* 文档正文 *
::::
前言
大多数字段在默认情况下都有索引,这使得它们可以被搜索,而ES对文档字段内容进行分词处理,然后通过建立倒排索引的方式对分词进行搜索。
然而如果需要对文档进行排序、聚合或者使用脚本语句时,那么使用倒排索引就无法完成了,因为我们不需要通过分词找到文档,而是需要通过文档找到其中包含的分词信息。
Doc_values
Doc_values是在文档索引时构建的磁盘数据结构,更好的支持排序、聚合以及脚本等使用需求。它们存储与_source相同的值,但以面向列的方式存储,这对于排序和聚合来说更高效。几乎所有字段类型都支持Doc值,除了text和annotated_text字段。
所有支持文档值的字段都默认启用。如果你确定你不需要对字段进行排序或聚合,或者从脚本中访问字段值,你可以禁用文档值以节省磁盘空间。
案例演示
建立以个索引,其中age字段,设置 “doc_values”: false
PUT /emp/
{
"mappings": {
"properties": {
"name":{
"type": "keyword"
},
"age":{
"type": "integer",
"doc_values": false
}
}
}
}
插入3条文档数据
PUT /emp/_doc/1
{
"name":"zhang san",
"age":18
}
PUT /emp/_doc/2
{
"name":"li si",
"age":20
}
PUT /emp/_doc/3
{
"name":"wang wu",
"age":22
}
查看全部文档内容
{
"took" : 0,
"timed_out" : false,
"_shards" : {
"total" : 1,
"successful" : 1,
"skipped" : 0,
"failed" : 0
},
"hits" : {
"total" : {
"value" : 3,
"relation" : "eq"
},
"max_score" : 1.0,
"hits" : [
{
"_index" : "emp",
"_type" : "_doc",
"_id" : "1",
"_score" : 1.0,
"_source" : {
"name" : "zhang san",
"age" : 18
}
},
{
"_index" : "emp",
"_type" : "_doc",
"_id" : "2",
"_score" : 1.0,
"_source" : {
"name" : "li si",
"age" : 20
}
},
{
"_index" : "emp",
"_type" : "_doc",
"_id" : "3",
"_score" : 1.0,
"_source" : {
"name" : "wang wu",
"age" : 22
}
}
]
}
}
尝试对age进行聚合查询
GET /emp/_search
{
"aggs": {
"age_bucket": {
"terms": {
"field": "age"
::::
* 给定数据 *
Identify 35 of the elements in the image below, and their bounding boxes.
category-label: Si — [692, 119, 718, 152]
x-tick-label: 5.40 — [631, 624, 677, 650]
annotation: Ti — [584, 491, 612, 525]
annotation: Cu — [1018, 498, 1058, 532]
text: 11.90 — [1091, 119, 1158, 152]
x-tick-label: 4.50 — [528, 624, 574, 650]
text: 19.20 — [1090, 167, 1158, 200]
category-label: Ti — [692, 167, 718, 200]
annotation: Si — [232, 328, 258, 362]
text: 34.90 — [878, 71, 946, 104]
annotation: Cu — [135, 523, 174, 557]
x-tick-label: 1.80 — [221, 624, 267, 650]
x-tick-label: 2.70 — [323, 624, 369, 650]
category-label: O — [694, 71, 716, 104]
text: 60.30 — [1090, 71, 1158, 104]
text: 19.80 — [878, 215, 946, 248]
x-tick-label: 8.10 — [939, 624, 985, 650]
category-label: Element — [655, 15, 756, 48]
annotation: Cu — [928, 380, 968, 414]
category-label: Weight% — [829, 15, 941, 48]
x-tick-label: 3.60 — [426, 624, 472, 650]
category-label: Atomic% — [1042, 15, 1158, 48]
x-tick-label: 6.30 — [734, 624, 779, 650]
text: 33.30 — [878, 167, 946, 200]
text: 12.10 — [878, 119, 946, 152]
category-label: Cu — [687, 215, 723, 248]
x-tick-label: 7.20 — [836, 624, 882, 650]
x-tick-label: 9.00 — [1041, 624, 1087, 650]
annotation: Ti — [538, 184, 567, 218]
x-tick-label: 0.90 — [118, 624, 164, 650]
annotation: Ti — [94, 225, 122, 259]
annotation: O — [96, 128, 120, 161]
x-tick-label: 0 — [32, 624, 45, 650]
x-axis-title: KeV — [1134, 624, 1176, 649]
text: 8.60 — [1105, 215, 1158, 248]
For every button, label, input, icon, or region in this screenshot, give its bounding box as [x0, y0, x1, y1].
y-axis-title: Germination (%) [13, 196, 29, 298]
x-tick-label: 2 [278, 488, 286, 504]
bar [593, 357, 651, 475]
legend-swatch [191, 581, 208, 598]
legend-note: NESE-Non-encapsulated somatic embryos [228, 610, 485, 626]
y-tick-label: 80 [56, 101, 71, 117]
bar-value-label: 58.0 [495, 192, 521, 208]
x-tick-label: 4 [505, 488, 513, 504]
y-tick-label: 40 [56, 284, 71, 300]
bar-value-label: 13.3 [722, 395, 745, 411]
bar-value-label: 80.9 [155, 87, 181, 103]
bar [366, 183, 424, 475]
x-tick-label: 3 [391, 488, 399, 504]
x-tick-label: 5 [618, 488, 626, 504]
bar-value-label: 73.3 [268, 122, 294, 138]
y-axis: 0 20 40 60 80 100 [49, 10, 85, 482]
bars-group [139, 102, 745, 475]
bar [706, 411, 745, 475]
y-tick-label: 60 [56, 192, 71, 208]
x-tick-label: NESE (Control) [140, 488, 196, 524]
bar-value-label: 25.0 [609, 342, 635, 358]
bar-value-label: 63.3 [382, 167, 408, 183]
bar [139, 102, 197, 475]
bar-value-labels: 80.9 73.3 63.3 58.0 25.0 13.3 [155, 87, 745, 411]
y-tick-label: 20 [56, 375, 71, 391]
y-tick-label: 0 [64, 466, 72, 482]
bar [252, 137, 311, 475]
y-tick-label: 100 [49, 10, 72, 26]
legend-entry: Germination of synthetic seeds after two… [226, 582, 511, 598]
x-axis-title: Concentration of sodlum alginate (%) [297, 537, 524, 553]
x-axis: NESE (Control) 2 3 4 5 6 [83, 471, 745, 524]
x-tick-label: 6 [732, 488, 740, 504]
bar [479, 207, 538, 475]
::::
* 待完成任务 *
1 - 根据关于Doc_values的正文,哪些字段类型不支持Doc值?
2 - 请接续关于Doc_values的正文,从其最后一行之后继续写下去。

* 依序结果 *
1 - text和annotated_text字段不支持Doc值。

2 -
}
}
}
}
出现错误
{
"error" : {
"root_cause" : [
{
"type" : "illegal_argument_exception",
"reason" : "Can't load fielddata on [age] because fielddata is unsupported on fields of type [integer]. Use doc values instead."
}
],
"type" : "search_phase_execution_exception",
"reason" : "all shards failed",
"phase" : "query",
"grouped" : true,
"failed_shards" : [
{
"shard" : 0,
"index" : "emp",
"node" : "8XpIzmvZSwqoag95T5e_yg",
"reason" : {
"type" : "illegal_argument_exception",
"reason" : "Can't load fielddata on [age] because fielddata is unsupported on fields of type [integer]. Use doc values instead."
}
}
],
"caused_by" : {
"type" : "illegal_argument_exception",
"reason" : "Can't load fielddata on [age] because fielddata is unsupported on fields of type [integer]. Use doc values instead.",
"caused_by" : {
"type" : "illegal_argument_exception",
"reason" : "Can't load fielddata on [age] because fielddata is unsupported on fields of type [integer]. Use doc values instead."
}
}
},
"status" : 400
}
但并不影响普通的查询
GET /emp/_search
{
"query": {
"match": {
"age": "18"
}
}
}
{
"took" : 0,
"timed_out" : false,
"_shards" : {
"total" : 1,
"successful" : 1,
"skipped" : 0,
"failed" : 0
},
"hits" : {
"total" : {
"value" : 1,
"relation" : "eq"
},
"max_score" : 1.0,
"hits" : [
{
"_index" : "emp",
"_type" : "_doc",
"_id" : "1",
"_score" : 1.0,
"_source" : {
"name" : "zhang san",
"age" : 18
}
}
]
}
}
当然对于没有设置doc_values字段的name来说,默认为true,因此是支持聚合查询的
GET /emp/_search
{
"aggs": {
"name_bucket": {
"terms": {
"field": "name"
}
}
}
}
正常返回结果
{
"took" : 0,
"timed_out" : false,
"_shards" : {
"total" : 1,
"successful" : 1,
"skipped" : 0,
"failed" : 0
},
"hits" : {
"total" : {
"value" : 3,
"relation" : "eq"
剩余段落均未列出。